* **SET EXERCISE**
Find the string "GIVEN" in the records. Copy every line it appears in.

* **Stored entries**
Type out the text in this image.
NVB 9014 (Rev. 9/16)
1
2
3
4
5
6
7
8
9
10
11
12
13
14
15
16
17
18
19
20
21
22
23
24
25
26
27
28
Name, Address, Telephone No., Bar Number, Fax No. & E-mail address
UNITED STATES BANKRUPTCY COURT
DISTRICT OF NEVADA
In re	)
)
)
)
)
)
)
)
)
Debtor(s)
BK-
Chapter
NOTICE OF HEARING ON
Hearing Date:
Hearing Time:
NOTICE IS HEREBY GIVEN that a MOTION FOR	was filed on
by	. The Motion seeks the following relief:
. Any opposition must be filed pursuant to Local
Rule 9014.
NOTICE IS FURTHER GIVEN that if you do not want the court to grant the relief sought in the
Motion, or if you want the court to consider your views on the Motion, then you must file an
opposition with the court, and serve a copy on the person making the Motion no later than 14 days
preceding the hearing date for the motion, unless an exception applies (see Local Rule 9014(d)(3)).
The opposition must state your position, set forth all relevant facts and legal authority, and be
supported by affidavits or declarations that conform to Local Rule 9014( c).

* **EXERCISE SOLUTION**
NOTICE IS HEREBY GIVEN that a MOTION FOR	was filed on
NOTICE IS FURTHER GIVEN that if you do not want the court to grant the relief sought in the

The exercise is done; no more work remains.